To be done — Exactly reproduce each record listed below.

Dataset entries
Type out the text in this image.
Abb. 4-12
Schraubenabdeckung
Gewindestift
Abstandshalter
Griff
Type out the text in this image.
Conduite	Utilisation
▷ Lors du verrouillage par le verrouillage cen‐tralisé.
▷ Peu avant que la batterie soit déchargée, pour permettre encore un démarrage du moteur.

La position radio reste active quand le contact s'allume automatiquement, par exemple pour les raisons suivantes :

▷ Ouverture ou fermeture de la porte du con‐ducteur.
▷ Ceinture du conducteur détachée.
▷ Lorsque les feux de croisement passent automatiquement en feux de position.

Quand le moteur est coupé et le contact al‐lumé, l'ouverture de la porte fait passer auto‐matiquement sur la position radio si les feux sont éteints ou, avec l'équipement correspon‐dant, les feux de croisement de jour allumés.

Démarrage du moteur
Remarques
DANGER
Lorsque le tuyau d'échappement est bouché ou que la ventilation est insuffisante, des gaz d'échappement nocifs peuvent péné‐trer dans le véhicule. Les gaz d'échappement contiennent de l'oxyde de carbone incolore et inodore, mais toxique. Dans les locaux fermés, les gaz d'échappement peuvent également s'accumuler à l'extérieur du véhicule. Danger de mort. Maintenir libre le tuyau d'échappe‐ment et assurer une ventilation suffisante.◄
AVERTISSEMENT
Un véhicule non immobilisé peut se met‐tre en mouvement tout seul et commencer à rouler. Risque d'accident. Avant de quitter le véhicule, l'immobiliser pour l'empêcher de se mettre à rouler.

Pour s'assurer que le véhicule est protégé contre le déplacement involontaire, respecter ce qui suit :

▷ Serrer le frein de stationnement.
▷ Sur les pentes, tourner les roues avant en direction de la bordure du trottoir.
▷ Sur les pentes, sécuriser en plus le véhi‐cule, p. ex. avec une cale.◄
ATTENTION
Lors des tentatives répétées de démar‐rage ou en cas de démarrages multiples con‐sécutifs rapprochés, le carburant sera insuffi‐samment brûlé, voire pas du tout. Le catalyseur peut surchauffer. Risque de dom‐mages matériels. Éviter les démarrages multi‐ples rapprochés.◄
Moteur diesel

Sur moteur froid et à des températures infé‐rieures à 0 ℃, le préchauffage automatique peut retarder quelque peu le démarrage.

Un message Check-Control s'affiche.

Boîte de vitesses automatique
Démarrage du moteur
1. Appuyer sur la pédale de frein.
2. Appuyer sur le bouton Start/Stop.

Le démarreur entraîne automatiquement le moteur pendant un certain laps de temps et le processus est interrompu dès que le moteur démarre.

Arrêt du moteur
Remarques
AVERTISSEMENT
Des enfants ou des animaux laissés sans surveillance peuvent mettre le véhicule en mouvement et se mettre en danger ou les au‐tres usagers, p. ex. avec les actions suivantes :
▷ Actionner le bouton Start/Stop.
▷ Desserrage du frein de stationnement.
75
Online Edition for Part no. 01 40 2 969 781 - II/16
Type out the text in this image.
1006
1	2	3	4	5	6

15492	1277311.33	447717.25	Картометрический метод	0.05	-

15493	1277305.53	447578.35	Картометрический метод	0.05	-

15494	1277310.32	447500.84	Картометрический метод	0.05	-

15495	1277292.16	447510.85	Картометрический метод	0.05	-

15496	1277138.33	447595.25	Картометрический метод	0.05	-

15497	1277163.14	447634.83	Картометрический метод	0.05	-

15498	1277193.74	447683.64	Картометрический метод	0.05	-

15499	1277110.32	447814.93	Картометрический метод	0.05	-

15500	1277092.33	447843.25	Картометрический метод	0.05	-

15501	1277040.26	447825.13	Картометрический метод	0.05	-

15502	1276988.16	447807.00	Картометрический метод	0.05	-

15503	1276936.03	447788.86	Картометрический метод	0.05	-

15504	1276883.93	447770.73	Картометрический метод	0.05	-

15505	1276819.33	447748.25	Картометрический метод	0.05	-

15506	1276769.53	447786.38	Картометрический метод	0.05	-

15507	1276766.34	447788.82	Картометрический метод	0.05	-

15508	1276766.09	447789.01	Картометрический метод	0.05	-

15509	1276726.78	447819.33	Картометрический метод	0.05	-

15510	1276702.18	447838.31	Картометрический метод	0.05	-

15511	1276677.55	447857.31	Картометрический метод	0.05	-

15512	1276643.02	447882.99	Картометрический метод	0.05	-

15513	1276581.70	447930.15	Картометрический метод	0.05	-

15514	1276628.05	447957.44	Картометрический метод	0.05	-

Output below —
Type out the text in this image.
Abb. 4-12
Schraubenabdeckung
Gewindestift
Abstandshalter
Griff
Type out the text in this image.
Conduite	Utilisation
▷ Lors du verrouillage par le verrouillage cen‐tralisé.
▷ Peu avant que la batterie soit déchargée, pour permettre encore un démarrage du moteur.

La position radio reste active quand le contact s'allume automatiquement, par exemple pour les raisons suivantes :

▷ Ouverture ou fermeture de la porte du con‐ducteur.
▷ Ceinture du conducteur détachée.
▷ Lorsque les feux de croisement passent automatiquement en feux de position.

Quand le moteur est coupé et le contact al‐lumé, l'ouverture de la porte fait passer auto‐matiquement sur la position radio si les feux sont éteints ou, avec l'équipement correspon‐dant, les feux de croisement de jour allumés.

Démarrage du moteur
Remarques
DANGER
Lorsque le tuyau d'échappement est bouché ou que la ventilation est insuffisante, des gaz d'échappement nocifs peuvent péné‐trer dans le véhicule. Les gaz d'échappement contiennent de l'oxyde de carbone incolore et inodore, mais toxique. Dans les locaux fermés, les gaz d'échappement peuvent également s'accumuler à l'extérieur du véhicule. Danger de mort. Maintenir libre le tuyau d'échappe‐ment et assurer une ventilation suffisante.◄
AVERTISSEMENT
Un véhicule non immobilisé peut se met‐tre en mouvement tout seul et commencer à rouler. Risque d'accident. Avant de quitter le véhicule, l'immobiliser pour l'empêcher de se mettre à rouler.

Pour s'assurer que le véhicule est protégé contre le déplacement involontaire, respecter ce qui suit :

▷ Serrer le frein de stationnement.
▷ Sur les pentes, tourner les roues avant en direction de la bordure du trottoir.
▷ Sur les pentes, sécuriser en plus le véhi‐cule, p. ex. avec une cale.◄
ATTENTION
Lors des tentatives répétées de démar‐rage ou en cas de démarrages multiples con‐sécutifs rapprochés, le carburant sera insuffi‐samment brûlé, voire pas du tout. Le catalyseur peut surchauffer. Risque de dom‐mages matériels. Éviter les démarrages multi‐ples rapprochés.◄
Moteur diesel

Sur moteur froid et à des températures infé‐rieures à 0 ℃, le préchauffage automatique peut retarder quelque peu le démarrage.

Un message Check-Control s'affiche.

Boîte de vitesses automatique
Démarrage du moteur
1. Appuyer sur la pédale de frein.
2. Appuyer sur le bouton Start/Stop.

Le démarreur entraîne automatiquement le moteur pendant un certain laps de temps et le processus est interrompu dès que le moteur démarre.

Arrêt du moteur
Remarques
AVERTISSEMENT
Des enfants ou des animaux laissés sans surveillance peuvent mettre le véhicule en mouvement et se mettre en danger ou les au‐tres usagers, p. ex. avec les actions suivantes :
▷ Actionner le bouton Start/Stop.
▷ Desserrage du frein de stationnement.
75
Online Edition for Part no. 01 40 2 969 781 - II/16
Type out the text in this image.
1006
1	2	3	4	5	6

15492	1277311.33	447717.25	Картометрический метод	0.05	-

15493	1277305.53	447578.35	Картометрический метод	0.05	-

15494	1277310.32	447500.84	Картометрический метод	0.05	-

15495	1277292.16	447510.85	Картометрический метод	0.05	-

15496	1277138.33	447595.25	Картометрический метод	0.05	-

15497	1277163.14	447634.83	Картометрический метод	0.05	-

15498	1277193.74	447683.64	Картометрический метод	0.05	-

15499	1277110.32	447814.93	Картометрический метод	0.05	-

15500	1277092.33	447843.25	Картометрический метод	0.05	-

15501	1277040.26	447825.13	Картометрический метод	0.05	-

15502	1276988.16	447807.00	Картометрический метод	0.05	-

15503	1276936.03	447788.86	Картометрический метод	0.05	-

15504	1276883.93	447770.73	Картометрический метод	0.05	-

15505	1276819.33	447748.25	Картометрический метод	0.05	-

15506	1276769.53	447786.38	Картометрический метод	0.05	-

15507	1276766.34	447788.82	Картометрический метод	0.05	-

15508	1276766.09	447789.01	Картометрический метод	0.05	-

15509	1276726.78	447819.33	Картометрический метод	0.05	-

15510	1276702.18	447838.31	Картометрический метод	0.05	-

15511	1276677.55	447857.31	Картометрический метод	0.05	-

15512	1276643.02	447882.99	Картометрический метод	0.05	-

15513	1276581.70	447930.15	Картометрический метод	0.05	-

15514	1276628.05	447957.44	Картометрический метод	0.05	-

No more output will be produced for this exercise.